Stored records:
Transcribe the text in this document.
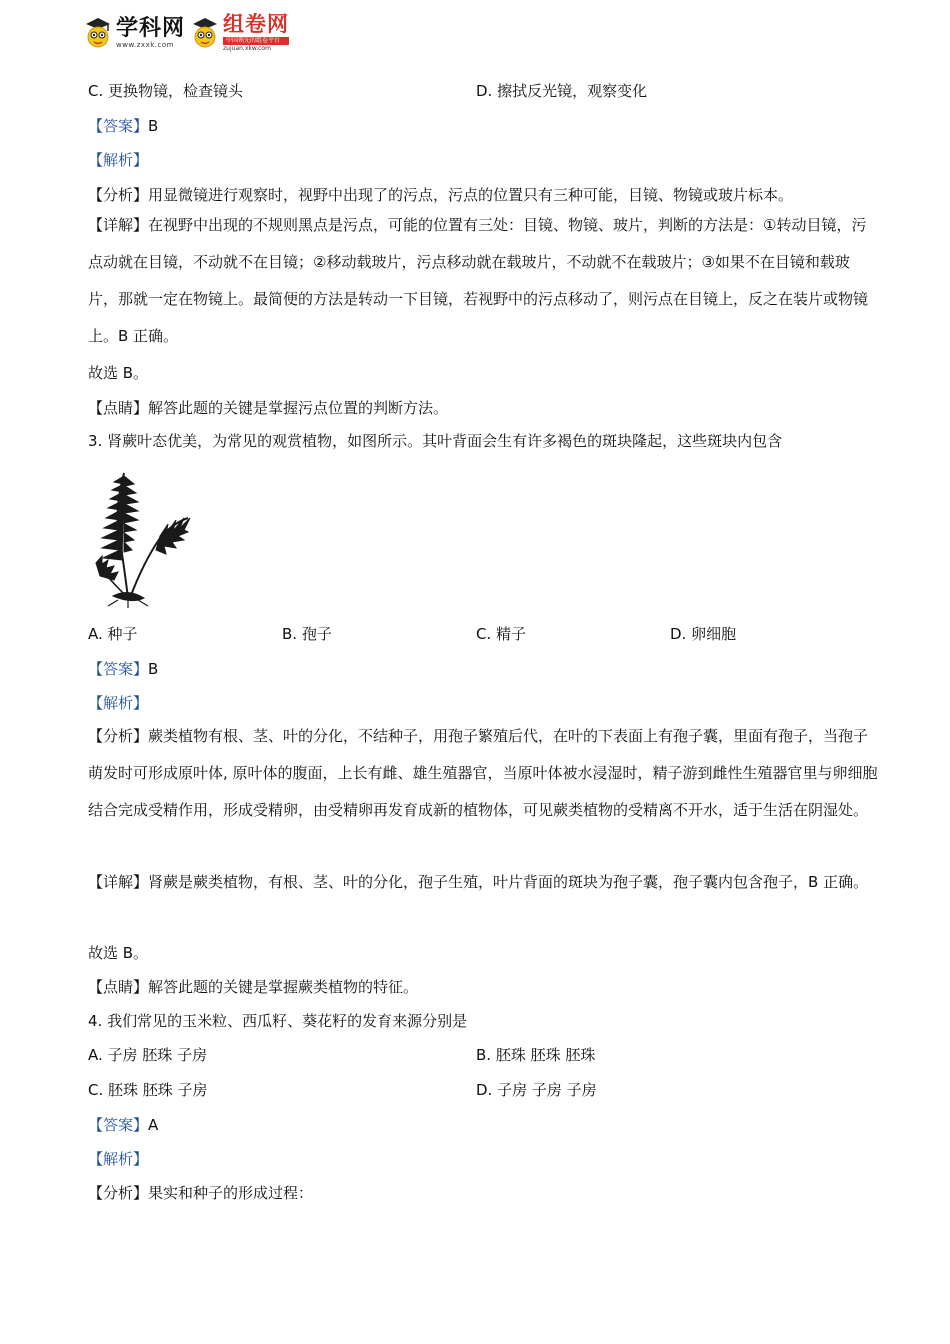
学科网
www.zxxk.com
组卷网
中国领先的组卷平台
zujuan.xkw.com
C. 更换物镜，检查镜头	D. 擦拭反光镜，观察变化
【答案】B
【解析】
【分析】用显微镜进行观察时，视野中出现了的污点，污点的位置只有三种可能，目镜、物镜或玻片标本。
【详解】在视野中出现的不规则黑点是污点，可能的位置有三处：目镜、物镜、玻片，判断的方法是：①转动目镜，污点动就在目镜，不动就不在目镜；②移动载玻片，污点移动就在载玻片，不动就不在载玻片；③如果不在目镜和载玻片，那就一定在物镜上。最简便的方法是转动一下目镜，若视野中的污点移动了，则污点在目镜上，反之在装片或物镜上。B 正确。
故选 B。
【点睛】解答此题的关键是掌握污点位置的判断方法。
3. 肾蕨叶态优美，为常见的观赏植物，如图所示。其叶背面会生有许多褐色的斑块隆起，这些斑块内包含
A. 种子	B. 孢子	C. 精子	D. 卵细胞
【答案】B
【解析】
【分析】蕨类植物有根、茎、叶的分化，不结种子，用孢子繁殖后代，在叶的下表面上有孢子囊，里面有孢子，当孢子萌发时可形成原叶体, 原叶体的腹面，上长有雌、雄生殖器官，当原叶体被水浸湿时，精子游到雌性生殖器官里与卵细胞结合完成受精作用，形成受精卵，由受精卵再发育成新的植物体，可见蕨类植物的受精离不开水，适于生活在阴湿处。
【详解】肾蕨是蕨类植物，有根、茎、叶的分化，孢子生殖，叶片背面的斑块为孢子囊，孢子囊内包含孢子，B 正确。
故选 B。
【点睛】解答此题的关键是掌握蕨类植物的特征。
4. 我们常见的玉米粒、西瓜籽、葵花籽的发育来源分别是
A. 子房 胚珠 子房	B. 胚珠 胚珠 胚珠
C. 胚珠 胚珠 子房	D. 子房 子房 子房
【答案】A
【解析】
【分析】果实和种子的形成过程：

▸ **Work to be completed**
Return to the listing above and set it down exactly, leaving out its pictures.

▸ **Task answer**
Transcribe the text in this document.
学科网
www.zxxk.com
组卷网
中国领先的组卷平台
zujuan.xkw.com
C. 更换物镜，检查镜头	D. 擦拭反光镜，观察变化
【答案】B
【解析】
【分析】用显微镜进行观察时，视野中出现了的污点，污点的位置只有三种可能，目镜、物镜或玻片标本。
【详解】在视野中出现的不规则黑点是污点，可能的位置有三处：目镜、物镜、玻片，判断的方法是：①转动目镜，污点动就在目镜，不动就不在目镜；②移动载玻片，污点移动就在载玻片，不动就不在载玻片；③如果不在目镜和载玻片，那就一定在物镜上。最简便的方法是转动一下目镜，若视野中的污点移动了，则污点在目镜上，反之在装片或物镜上。B 正确。
故选 B。
【点睛】解答此题的关键是掌握污点位置的判断方法。
3. 肾蕨叶态优美，为常见的观赏植物，如图所示。其叶背面会生有许多褐色的斑块隆起，这些斑块内包含
A. 种子	B. 孢子	C. 精子	D. 卵细胞
【答案】B
【解析】
【分析】蕨类植物有根、茎、叶的分化，不结种子，用孢子繁殖后代，在叶的下表面上有孢子囊，里面有孢子，当孢子萌发时可形成原叶体, 原叶体的腹面，上长有雌、雄生殖器官，当原叶体被水浸湿时，精子游到雌性生殖器官里与卵细胞结合完成受精作用，形成受精卵，由受精卵再发育成新的植物体，可见蕨类植物的受精离不开水，适于生活在阴湿处。
【详解】肾蕨是蕨类植物，有根、茎、叶的分化，孢子生殖，叶片背面的斑块为孢子囊，孢子囊内包含孢子，B 正确。
故选 B。
【点睛】解答此题的关键是掌握蕨类植物的特征。
4. 我们常见的玉米粒、西瓜籽、葵花籽的发育来源分别是
A. 子房 胚珠 子房	B. 胚珠 胚珠 胚珠
C. 胚珠 胚珠 子房	D. 子房 子房 子房
【答案】A
【解析】
【分析】果实和种子的形成过程：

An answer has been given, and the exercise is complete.